• **Exercise task**
Wherever the string "JSON" appears in a line, extract that line.

────────

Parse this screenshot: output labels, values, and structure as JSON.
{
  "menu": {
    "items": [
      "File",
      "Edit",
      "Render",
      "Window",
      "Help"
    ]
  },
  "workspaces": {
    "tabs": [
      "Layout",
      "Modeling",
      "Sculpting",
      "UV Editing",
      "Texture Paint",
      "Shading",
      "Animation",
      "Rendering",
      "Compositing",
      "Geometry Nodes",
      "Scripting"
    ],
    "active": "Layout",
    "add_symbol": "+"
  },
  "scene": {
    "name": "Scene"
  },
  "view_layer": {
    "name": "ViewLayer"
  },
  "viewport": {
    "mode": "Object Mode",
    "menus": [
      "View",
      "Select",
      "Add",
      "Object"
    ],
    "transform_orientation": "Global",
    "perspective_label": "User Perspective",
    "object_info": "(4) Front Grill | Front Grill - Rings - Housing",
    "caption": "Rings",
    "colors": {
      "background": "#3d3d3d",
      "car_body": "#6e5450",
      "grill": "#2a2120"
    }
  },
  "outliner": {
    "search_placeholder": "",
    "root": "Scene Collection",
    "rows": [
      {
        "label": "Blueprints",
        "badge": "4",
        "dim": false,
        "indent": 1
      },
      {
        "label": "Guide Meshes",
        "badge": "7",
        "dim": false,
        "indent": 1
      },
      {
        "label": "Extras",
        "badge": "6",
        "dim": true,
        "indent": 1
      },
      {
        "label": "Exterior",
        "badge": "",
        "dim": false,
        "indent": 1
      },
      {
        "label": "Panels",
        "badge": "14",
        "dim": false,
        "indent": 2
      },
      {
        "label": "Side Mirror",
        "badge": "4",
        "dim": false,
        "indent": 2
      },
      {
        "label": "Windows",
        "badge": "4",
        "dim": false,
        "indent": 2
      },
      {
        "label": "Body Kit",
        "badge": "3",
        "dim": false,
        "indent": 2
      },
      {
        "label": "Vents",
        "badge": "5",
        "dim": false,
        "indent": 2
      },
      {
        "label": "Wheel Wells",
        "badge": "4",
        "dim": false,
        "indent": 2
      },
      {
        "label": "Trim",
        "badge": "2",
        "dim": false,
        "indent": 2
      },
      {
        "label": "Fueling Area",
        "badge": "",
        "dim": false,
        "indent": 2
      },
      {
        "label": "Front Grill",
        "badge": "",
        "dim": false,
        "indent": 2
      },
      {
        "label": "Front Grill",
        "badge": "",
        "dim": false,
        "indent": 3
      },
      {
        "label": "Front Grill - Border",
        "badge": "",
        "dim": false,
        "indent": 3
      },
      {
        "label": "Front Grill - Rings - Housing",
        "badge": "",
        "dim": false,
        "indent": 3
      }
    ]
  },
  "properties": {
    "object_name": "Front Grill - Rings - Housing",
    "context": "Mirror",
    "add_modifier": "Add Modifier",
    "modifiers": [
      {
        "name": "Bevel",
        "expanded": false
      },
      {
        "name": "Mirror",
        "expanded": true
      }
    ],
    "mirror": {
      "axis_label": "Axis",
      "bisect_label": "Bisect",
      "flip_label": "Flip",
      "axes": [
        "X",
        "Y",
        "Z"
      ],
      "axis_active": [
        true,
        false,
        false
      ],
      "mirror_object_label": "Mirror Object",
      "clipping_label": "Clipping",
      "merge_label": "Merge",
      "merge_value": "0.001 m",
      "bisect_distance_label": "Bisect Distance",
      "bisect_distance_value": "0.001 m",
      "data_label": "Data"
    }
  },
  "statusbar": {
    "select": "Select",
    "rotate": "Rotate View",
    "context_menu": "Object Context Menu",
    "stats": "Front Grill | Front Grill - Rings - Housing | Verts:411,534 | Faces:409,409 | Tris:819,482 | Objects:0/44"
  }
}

────────

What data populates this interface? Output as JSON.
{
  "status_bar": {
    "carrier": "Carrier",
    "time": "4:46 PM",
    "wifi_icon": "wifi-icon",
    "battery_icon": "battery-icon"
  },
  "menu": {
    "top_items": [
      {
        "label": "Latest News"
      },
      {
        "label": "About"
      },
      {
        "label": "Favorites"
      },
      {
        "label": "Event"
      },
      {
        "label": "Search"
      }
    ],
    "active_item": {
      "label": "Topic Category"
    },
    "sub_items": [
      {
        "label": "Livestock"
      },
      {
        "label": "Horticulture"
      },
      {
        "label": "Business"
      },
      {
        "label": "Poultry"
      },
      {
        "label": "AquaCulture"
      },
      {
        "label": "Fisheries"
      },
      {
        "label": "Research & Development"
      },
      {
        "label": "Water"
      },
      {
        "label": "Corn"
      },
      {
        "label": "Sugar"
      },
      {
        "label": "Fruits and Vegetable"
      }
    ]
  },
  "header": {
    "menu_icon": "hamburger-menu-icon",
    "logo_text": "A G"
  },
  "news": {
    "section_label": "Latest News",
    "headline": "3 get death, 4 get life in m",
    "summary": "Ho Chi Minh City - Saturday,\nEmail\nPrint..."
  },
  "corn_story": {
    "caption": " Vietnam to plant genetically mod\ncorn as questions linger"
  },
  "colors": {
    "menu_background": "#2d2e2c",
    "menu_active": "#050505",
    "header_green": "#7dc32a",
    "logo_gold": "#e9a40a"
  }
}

────────

• **Answer to the problem**
Parse this screenshot: output labels, values, and structure as JSON.
What data populates this interface? Output as JSON.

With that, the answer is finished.